══ Data for this task ══

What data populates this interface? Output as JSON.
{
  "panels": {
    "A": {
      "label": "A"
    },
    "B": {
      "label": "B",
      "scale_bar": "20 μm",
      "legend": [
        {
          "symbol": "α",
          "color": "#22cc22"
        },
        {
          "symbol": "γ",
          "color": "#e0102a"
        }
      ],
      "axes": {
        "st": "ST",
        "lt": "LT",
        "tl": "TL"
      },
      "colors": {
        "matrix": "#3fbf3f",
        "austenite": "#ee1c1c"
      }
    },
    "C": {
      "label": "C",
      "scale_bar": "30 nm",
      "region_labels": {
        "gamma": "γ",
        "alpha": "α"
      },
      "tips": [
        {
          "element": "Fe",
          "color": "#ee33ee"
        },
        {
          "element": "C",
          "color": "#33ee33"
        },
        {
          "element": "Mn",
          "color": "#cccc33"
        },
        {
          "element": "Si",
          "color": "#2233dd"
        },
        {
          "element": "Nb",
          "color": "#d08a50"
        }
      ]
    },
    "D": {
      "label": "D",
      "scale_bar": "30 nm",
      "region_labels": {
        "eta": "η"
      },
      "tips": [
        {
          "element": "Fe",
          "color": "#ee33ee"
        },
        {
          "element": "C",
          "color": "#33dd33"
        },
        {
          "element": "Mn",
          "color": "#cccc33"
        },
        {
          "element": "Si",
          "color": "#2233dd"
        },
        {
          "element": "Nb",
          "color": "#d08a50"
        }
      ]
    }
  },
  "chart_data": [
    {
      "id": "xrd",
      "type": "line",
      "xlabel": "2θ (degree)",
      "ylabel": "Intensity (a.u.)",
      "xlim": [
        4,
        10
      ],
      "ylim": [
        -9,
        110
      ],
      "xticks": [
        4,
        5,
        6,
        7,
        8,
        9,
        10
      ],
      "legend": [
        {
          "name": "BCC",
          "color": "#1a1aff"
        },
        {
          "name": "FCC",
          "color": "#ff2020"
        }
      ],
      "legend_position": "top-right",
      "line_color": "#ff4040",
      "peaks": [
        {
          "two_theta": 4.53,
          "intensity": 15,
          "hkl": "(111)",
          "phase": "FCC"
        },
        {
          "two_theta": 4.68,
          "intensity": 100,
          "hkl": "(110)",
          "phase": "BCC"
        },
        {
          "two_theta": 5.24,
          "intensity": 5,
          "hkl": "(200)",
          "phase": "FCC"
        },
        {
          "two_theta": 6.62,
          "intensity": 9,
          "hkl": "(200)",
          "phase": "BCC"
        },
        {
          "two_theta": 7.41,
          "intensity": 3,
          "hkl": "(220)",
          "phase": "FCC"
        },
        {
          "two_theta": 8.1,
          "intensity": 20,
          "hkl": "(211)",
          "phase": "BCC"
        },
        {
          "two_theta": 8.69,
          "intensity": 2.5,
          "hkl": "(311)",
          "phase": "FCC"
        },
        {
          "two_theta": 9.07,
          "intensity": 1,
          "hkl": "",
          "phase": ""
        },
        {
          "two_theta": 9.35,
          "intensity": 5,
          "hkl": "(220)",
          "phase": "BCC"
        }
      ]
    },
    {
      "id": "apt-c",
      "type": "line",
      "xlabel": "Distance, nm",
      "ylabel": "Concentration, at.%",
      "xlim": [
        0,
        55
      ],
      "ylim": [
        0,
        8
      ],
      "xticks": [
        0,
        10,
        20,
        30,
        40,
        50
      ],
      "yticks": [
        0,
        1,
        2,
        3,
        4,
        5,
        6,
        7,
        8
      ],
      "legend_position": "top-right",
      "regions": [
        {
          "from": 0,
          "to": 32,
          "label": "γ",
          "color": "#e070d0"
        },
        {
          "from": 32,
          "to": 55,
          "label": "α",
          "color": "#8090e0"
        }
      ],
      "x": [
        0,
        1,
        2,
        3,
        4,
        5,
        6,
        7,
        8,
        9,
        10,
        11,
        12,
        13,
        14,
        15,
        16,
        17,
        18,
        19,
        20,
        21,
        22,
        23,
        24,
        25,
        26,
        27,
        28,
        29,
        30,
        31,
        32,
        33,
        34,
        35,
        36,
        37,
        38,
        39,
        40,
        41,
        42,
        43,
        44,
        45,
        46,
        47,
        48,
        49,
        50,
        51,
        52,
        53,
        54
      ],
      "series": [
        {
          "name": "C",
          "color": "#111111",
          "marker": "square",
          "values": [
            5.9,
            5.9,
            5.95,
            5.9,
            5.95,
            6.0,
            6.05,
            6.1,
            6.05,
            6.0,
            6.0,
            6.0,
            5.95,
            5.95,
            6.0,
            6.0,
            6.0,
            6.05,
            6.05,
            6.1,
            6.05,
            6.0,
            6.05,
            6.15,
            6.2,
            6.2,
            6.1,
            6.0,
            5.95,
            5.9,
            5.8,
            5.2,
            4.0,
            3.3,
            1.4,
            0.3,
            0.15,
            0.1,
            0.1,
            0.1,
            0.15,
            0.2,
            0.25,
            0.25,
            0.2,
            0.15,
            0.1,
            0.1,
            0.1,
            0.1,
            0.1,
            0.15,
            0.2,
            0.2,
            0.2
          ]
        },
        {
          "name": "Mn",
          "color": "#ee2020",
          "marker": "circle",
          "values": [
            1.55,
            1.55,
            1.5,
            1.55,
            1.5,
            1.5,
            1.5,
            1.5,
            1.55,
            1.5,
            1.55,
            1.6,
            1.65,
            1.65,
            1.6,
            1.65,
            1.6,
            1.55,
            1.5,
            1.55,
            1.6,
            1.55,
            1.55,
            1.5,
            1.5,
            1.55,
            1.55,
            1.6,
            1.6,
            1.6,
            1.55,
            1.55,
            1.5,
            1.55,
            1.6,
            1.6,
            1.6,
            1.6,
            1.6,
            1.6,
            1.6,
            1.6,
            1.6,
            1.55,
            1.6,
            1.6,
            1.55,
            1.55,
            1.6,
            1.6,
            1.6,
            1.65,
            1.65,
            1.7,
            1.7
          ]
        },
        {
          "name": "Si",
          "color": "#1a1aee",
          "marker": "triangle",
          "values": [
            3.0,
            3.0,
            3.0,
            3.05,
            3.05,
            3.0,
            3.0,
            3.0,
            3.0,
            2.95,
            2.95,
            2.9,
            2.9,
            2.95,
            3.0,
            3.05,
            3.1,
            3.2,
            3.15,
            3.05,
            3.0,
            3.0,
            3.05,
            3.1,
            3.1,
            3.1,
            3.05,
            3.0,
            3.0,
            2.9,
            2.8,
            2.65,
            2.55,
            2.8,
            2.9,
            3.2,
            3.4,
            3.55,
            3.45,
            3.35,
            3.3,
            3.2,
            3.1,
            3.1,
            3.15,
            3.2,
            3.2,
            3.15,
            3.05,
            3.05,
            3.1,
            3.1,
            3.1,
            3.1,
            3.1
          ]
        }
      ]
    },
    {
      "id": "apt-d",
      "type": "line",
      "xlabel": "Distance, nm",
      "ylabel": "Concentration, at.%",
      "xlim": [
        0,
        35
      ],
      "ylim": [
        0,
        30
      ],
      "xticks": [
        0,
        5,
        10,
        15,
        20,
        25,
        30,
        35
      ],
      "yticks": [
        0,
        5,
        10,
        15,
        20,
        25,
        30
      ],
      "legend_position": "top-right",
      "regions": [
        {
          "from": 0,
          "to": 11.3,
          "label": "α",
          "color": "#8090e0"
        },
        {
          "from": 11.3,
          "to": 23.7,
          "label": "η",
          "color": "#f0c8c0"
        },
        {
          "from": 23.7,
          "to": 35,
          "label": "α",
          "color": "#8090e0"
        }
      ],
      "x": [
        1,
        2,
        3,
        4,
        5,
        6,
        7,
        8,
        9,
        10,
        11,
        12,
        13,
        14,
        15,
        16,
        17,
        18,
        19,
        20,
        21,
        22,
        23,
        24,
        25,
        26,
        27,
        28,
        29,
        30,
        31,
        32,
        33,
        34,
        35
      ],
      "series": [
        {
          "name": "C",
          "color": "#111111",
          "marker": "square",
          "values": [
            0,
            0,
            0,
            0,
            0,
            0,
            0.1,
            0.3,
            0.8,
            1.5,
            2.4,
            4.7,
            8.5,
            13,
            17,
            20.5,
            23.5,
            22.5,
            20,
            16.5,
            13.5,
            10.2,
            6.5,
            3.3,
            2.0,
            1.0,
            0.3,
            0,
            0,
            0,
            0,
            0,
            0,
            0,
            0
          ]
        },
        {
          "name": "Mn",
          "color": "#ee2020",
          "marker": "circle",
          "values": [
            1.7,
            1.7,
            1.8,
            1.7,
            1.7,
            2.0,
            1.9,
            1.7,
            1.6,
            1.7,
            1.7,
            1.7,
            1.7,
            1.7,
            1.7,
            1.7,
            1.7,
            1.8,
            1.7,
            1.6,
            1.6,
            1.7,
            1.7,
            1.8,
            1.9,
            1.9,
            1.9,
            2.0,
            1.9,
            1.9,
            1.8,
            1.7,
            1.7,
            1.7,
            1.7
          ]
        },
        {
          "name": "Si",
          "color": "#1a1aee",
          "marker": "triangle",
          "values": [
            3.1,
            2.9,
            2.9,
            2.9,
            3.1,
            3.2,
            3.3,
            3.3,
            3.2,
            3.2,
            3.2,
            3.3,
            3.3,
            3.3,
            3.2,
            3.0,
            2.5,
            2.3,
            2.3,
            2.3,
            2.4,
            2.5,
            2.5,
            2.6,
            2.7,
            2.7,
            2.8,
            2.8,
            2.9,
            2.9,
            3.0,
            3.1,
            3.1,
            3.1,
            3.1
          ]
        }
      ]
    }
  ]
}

═══

- **The request**: Pick each line holding the word "from" out of the listing.

- **Exercise response**:
          "from": 0,
          "from": 32,
          "from": 0,
          "from": 11.3,
          "from": 23.7,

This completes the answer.